** Exercise aim **
Check each line of the entries below for the string "Level"; copy every line where it appears.

== Information shown ==

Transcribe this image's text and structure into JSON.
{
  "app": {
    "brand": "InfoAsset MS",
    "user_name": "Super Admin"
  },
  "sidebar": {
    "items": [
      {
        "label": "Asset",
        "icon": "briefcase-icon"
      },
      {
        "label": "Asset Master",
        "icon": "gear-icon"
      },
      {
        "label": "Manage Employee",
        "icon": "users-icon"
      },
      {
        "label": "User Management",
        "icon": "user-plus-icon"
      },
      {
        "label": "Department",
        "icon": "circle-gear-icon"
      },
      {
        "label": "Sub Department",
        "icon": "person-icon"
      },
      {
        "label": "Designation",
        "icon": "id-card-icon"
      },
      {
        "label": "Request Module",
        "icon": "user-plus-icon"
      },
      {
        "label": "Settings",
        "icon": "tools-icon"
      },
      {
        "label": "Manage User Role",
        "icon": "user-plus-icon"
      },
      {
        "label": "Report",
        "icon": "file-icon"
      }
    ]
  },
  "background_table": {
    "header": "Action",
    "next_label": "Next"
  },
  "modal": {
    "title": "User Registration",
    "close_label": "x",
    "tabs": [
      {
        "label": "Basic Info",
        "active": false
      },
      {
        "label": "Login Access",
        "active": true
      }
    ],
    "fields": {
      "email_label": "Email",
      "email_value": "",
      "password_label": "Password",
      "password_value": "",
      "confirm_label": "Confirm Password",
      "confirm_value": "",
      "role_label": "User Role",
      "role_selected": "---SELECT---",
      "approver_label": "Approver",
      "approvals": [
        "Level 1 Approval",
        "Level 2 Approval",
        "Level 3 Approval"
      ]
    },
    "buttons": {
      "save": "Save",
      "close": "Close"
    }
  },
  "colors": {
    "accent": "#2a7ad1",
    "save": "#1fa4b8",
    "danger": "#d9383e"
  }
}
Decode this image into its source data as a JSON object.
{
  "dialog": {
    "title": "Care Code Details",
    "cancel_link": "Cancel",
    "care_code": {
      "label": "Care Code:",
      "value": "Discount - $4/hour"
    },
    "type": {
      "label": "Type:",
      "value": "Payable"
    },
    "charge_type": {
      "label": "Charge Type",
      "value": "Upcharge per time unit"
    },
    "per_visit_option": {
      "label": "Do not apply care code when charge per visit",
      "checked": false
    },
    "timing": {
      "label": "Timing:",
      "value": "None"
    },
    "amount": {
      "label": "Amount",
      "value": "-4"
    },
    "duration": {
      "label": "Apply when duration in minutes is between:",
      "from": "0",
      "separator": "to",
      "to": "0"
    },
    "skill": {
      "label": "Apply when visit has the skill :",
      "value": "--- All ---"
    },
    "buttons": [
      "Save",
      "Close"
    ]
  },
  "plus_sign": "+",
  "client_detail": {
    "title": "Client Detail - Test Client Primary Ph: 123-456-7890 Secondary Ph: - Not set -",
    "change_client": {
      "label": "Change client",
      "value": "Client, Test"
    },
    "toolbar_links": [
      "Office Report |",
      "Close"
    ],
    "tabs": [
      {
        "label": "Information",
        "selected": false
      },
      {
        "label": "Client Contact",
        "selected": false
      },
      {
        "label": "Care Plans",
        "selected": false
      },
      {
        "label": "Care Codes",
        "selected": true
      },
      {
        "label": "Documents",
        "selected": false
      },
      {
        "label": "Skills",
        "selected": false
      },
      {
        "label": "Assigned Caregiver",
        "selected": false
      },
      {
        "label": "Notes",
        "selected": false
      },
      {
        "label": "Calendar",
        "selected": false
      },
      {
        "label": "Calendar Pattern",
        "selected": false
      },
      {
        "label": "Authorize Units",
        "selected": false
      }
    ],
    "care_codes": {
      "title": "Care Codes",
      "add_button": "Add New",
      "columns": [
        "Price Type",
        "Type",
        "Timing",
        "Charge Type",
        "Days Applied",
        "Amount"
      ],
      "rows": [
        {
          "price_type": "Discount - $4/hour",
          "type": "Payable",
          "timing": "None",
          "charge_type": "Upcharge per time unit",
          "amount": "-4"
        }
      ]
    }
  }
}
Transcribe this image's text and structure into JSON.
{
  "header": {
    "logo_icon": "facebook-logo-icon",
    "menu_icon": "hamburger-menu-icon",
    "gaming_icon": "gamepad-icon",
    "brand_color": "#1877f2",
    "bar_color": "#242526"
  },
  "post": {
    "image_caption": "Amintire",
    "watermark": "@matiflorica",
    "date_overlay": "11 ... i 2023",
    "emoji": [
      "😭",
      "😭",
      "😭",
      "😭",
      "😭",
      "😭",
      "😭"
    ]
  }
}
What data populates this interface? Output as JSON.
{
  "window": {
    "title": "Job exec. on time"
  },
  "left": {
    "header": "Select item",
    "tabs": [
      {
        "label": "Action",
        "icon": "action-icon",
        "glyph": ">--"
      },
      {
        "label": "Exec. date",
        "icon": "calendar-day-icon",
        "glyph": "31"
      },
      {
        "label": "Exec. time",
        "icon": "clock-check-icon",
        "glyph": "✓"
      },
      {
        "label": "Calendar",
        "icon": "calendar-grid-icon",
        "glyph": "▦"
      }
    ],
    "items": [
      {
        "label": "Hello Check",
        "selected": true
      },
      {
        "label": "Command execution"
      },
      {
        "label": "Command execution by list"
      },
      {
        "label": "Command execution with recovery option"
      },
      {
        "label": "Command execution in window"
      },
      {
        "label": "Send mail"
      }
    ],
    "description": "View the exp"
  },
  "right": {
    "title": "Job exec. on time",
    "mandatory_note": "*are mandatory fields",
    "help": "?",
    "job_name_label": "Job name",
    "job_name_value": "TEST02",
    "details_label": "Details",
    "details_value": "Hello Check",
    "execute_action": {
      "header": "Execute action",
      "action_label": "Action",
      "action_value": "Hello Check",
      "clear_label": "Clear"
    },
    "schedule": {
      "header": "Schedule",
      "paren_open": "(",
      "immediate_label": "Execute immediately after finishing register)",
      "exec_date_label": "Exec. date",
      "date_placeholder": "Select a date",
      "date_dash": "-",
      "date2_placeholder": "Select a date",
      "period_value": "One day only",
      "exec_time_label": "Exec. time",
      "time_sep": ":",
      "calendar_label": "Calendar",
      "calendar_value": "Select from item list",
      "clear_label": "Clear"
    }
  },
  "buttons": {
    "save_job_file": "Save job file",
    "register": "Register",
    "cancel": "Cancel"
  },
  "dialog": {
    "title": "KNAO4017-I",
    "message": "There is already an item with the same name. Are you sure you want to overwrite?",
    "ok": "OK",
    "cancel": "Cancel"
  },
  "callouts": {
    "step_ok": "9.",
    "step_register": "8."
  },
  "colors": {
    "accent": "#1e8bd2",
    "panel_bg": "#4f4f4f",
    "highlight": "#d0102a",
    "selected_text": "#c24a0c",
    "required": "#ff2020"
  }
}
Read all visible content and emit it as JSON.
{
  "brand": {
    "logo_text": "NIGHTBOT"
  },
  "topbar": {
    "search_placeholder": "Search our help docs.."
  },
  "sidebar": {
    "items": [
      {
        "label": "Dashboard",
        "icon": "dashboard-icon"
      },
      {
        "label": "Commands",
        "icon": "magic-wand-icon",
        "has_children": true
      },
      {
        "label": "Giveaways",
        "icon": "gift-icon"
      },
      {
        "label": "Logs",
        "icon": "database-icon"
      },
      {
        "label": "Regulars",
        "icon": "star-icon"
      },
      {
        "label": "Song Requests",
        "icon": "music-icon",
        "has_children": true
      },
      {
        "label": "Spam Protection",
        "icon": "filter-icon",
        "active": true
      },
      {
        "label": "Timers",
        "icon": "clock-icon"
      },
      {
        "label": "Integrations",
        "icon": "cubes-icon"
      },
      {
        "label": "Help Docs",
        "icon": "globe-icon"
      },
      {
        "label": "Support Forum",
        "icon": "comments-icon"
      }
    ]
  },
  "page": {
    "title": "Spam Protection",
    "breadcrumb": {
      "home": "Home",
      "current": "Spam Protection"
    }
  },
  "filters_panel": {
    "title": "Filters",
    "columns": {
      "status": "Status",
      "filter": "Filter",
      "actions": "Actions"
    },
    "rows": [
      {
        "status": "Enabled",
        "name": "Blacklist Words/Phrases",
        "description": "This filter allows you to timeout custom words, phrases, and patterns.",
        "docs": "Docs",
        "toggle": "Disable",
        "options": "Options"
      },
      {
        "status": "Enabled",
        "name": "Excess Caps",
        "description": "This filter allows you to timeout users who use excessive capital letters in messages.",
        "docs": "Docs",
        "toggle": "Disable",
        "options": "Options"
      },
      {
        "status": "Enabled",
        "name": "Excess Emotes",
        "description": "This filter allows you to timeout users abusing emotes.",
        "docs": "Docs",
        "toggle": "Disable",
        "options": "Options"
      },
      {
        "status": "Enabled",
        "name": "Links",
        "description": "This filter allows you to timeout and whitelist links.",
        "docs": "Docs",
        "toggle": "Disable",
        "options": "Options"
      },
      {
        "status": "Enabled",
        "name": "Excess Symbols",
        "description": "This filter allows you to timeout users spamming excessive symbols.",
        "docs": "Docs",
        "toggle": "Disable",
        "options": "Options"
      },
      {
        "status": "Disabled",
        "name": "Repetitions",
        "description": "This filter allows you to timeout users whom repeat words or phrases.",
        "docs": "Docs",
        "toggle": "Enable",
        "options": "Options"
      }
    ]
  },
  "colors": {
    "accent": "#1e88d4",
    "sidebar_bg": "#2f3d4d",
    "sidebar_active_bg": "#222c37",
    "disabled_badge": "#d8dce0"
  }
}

===

** Result of the task **
        "Level 1 Approval",
        "Level 2 Approval",
        "Level 3 Approval"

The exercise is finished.